(Records from a collection of figures)
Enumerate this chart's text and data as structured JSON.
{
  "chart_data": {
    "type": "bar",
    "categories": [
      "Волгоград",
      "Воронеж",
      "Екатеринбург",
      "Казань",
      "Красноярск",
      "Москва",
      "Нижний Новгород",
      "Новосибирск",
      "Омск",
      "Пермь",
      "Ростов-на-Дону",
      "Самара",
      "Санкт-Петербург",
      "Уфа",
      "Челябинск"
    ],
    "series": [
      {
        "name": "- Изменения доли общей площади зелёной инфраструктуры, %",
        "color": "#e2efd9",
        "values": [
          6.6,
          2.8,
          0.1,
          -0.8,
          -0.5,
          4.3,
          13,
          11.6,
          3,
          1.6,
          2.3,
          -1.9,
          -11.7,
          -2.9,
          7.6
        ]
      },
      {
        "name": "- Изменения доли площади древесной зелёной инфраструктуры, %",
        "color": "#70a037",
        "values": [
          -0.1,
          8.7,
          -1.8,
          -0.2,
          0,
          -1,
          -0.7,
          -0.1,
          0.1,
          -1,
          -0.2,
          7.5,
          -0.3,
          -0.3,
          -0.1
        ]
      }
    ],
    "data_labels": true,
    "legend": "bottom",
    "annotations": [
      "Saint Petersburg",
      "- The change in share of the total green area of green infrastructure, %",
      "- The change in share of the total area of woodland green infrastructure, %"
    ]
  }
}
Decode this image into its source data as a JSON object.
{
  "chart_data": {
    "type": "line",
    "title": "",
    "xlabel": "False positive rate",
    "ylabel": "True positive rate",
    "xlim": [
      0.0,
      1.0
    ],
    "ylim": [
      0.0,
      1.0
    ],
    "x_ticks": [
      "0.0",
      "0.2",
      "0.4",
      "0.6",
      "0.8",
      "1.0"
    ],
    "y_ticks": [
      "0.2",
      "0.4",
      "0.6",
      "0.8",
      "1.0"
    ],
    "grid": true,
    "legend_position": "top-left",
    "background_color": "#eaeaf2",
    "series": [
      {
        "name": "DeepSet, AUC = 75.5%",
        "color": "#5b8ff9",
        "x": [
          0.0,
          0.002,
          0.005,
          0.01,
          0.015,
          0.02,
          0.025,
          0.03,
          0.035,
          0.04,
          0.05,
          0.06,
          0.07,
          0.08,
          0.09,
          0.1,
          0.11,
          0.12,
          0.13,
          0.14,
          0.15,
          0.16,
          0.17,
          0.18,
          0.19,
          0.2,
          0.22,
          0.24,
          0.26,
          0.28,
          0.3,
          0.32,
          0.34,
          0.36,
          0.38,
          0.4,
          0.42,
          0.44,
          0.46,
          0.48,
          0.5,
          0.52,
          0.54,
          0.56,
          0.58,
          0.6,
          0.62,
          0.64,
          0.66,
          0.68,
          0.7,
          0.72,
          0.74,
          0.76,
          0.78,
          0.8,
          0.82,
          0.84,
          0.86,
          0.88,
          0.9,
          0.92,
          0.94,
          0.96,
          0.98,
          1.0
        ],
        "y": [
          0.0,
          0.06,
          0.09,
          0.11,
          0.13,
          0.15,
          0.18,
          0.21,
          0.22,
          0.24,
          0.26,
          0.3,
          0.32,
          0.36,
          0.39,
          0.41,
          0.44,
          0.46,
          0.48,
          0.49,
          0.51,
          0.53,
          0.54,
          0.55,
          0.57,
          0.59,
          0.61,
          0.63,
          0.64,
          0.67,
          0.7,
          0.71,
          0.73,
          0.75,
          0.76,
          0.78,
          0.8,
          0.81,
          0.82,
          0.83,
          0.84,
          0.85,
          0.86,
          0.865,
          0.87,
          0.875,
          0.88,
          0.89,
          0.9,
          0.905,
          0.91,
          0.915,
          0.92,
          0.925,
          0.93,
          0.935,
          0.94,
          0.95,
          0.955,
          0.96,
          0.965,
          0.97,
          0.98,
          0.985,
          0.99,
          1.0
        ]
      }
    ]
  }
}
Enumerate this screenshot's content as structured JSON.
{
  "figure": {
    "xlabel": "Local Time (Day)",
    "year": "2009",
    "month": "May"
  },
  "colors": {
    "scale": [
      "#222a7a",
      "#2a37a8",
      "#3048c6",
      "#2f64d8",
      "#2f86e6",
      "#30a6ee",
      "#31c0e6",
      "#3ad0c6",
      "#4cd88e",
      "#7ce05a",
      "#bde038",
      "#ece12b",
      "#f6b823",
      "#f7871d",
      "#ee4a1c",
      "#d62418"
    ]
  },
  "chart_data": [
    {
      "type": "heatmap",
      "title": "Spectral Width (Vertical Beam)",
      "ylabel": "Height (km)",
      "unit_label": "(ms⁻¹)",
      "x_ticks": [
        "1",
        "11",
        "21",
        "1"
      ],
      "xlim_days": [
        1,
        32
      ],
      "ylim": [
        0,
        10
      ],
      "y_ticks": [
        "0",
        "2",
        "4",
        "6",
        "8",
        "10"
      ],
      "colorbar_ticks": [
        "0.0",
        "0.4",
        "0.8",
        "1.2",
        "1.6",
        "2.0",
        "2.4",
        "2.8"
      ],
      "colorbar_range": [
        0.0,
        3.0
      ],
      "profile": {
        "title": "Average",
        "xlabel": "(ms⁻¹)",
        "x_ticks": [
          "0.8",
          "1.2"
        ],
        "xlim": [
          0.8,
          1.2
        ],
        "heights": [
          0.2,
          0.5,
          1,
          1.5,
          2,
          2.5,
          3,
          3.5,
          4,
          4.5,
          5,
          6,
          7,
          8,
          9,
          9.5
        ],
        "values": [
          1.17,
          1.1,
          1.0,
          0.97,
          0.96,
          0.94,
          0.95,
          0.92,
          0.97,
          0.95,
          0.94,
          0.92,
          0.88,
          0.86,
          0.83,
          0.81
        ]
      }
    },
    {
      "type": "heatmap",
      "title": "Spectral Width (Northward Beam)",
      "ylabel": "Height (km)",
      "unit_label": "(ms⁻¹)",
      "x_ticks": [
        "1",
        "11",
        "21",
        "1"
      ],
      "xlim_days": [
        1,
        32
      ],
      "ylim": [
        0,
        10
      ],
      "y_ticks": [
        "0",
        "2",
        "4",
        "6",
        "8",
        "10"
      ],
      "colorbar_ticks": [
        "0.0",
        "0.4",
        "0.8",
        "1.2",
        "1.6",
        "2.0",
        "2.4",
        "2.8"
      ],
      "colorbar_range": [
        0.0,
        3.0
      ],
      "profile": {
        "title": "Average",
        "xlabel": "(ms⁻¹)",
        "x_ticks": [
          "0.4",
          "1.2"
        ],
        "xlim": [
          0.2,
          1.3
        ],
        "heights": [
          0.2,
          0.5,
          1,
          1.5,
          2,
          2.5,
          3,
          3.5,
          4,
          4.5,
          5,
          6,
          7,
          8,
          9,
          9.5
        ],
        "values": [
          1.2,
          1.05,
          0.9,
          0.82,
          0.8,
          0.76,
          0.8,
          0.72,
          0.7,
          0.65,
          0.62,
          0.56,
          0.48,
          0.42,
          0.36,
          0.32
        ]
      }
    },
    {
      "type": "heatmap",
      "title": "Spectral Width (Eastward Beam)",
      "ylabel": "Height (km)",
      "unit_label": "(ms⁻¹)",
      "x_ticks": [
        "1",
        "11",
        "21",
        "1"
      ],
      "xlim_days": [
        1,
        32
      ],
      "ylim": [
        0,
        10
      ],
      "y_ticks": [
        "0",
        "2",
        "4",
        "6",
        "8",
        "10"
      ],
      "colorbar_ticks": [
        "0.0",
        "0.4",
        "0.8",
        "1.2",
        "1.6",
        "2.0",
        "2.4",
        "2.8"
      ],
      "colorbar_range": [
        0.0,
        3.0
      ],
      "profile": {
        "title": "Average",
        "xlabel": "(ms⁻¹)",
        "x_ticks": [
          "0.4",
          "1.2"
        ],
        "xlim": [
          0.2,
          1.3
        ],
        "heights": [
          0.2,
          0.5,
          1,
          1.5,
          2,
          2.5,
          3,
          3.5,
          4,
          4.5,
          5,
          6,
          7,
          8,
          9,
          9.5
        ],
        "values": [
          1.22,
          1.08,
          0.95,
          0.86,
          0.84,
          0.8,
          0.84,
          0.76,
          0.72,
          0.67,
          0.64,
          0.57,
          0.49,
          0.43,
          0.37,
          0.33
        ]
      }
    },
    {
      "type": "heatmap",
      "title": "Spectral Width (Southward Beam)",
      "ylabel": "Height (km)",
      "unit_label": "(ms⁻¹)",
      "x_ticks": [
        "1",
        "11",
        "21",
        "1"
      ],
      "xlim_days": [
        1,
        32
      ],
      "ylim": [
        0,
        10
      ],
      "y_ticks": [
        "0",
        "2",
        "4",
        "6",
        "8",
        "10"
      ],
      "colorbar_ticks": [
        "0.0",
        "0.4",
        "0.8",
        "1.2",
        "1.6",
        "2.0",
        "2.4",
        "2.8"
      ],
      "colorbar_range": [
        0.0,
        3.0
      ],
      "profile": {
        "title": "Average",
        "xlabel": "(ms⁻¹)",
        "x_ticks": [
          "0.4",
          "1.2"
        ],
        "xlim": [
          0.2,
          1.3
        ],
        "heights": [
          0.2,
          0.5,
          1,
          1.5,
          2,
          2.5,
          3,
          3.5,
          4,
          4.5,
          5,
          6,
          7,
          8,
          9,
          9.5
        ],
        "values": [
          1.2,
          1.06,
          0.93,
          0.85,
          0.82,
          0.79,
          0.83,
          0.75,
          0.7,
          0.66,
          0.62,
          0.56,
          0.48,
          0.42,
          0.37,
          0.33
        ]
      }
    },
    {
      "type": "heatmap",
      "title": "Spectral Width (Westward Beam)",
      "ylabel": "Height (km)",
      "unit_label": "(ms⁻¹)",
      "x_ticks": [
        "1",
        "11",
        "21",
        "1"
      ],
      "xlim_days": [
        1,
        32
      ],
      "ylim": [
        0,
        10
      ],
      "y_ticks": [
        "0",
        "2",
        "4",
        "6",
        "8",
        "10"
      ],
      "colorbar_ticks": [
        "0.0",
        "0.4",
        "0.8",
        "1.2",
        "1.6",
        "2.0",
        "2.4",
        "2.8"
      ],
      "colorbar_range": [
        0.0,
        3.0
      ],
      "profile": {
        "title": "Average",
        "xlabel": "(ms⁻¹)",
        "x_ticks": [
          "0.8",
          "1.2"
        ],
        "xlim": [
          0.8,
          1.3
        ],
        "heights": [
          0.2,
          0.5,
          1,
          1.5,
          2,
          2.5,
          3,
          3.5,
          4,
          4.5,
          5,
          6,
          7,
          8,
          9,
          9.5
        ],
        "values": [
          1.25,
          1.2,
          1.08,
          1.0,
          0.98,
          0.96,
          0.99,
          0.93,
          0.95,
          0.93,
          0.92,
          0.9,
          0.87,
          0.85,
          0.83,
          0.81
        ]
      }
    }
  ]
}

- [AIM]
Copy out each line of the entries that holds "area".

- [CORRECT RESPONSE]
      "- The change in share of the total green area of green infrastructure, %",
      "- The change in share of the total area of woodland green infrastructure, %"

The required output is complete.